- _Task requirements_:
Retype the material that follows, keeping every word as it is.

* BEGIN Listing *

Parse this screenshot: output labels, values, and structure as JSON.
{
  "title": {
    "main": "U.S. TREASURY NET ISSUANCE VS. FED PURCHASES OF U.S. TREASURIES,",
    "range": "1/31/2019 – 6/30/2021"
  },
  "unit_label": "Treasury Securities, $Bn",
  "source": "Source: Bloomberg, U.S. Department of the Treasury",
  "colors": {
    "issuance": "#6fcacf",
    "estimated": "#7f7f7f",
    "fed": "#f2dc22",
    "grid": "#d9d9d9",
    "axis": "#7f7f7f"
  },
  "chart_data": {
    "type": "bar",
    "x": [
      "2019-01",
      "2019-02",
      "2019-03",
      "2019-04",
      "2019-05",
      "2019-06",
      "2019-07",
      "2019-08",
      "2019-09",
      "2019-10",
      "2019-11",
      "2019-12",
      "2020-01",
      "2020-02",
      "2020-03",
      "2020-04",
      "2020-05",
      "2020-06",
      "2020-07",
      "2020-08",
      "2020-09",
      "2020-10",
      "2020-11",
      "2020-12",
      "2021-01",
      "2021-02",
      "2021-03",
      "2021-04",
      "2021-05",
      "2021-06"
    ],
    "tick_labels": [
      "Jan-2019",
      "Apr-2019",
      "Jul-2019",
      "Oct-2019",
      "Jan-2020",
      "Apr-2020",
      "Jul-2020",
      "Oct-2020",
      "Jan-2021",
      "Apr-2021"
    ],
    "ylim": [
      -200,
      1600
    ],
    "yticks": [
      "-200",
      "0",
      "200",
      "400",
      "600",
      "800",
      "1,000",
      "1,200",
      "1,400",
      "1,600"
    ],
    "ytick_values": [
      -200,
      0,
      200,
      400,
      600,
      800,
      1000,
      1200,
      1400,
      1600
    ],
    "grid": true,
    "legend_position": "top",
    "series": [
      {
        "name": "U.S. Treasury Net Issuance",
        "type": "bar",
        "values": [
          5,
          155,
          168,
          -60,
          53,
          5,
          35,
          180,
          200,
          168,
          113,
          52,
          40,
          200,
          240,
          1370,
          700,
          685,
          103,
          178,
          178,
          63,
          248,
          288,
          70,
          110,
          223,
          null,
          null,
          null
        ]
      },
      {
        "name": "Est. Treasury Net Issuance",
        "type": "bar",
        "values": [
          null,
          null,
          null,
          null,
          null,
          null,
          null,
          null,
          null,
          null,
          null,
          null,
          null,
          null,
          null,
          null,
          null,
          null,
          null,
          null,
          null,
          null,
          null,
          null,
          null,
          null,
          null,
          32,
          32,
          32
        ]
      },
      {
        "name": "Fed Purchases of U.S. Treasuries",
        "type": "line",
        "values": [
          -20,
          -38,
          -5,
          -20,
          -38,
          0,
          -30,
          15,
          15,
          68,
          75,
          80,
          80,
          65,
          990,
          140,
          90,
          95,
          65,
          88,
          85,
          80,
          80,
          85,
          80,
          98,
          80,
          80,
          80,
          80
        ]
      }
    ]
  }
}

* END Listing *

- _Output below_:
Parse this screenshot: output labels, values, and structure as JSON.
{
  "title": {
    "main": "U.S. TREASURY NET ISSUANCE VS. FED PURCHASES OF U.S. TREASURIES,",
    "range": "1/31/2019 – 6/30/2021"
  },
  "unit_label": "Treasury Securities, $Bn",
  "source": "Source: Bloomberg, U.S. Department of the Treasury",
  "colors": {
    "issuance": "#6fcacf",
    "estimated": "#7f7f7f",
    "fed": "#f2dc22",
    "grid": "#d9d9d9",
    "axis": "#7f7f7f"
  },
  "chart_data": {
    "type": "bar",
    "x": [
      "2019-01",
      "2019-02",
      "2019-03",
      "2019-04",
      "2019-05",
      "2019-06",
      "2019-07",
      "2019-08",
      "2019-09",
      "2019-10",
      "2019-11",
      "2019-12",
      "2020-01",
      "2020-02",
      "2020-03",
      "2020-04",
      "2020-05",
      "2020-06",
      "2020-07",
      "2020-08",
      "2020-09",
      "2020-10",
      "2020-11",
      "2020-12",
      "2021-01",
      "2021-02",
      "2021-03",
      "2021-04",
      "2021-05",
      "2021-06"
    ],
    "tick_labels": [
      "Jan-2019",
      "Apr-2019",
      "Jul-2019",
      "Oct-2019",
      "Jan-2020",
      "Apr-2020",
      "Jul-2020",
      "Oct-2020",
      "Jan-2021",
      "Apr-2021"
    ],
    "ylim": [
      -200,
      1600
    ],
    "yticks": [
      "-200",
      "0",
      "200",
      "400",
      "600",
      "800",
      "1,000",
      "1,200",
      "1,400",
      "1,600"
    ],
    "ytick_values": [
      -200,
      0,
      200,
      400,
      600,
      800,
      1000,
      1200,
      1400,
      1600
    ],
    "grid": true,
    "legend_position": "top",
    "series": [
      {
        "name": "U.S. Treasury Net Issuance",
        "type": "bar",
        "values": [
          5,
          155,
          168,
          -60,
          53,
          5,
          35,
          180,
          200,
          168,
          113,
          52,
          40,
          200,
          240,
          1370,
          700,
          685,
          103,
          178,
          178,
          63,
          248,
          288,
          70,
          110,
          223,
          null,
          null,
          null
        ]
      },
      {
        "name": "Est. Treasury Net Issuance",
        "type": "bar",
        "values": [
          null,
          null,
          null,
          null,
          null,
          null,
          null,
          null,
          null,
          null,
          null,
          null,
          null,
          null,
          null,
          null,
          null,
          null,
          null,
          null,
          null,
          null,
          null,
          null,
          null,
          null,
          null,
          32,
          32,
          32
        ]
      },
      {
        "name": "Fed Purchases of U.S. Treasuries",
        "type": "line",
        "values": [
          -20,
          -38,
          -5,
          -20,
          -38,
          0,
          -30,
          15,
          15,
          68,
          75,
          80,
          80,
          65,
          990,
          140,
          90,
          95,
          65,
          88,
          85,
          80,
          80,
          85,
          80,
          98,
          80,
          80,
          80,
          80
        ]
      }
    ]
  }
}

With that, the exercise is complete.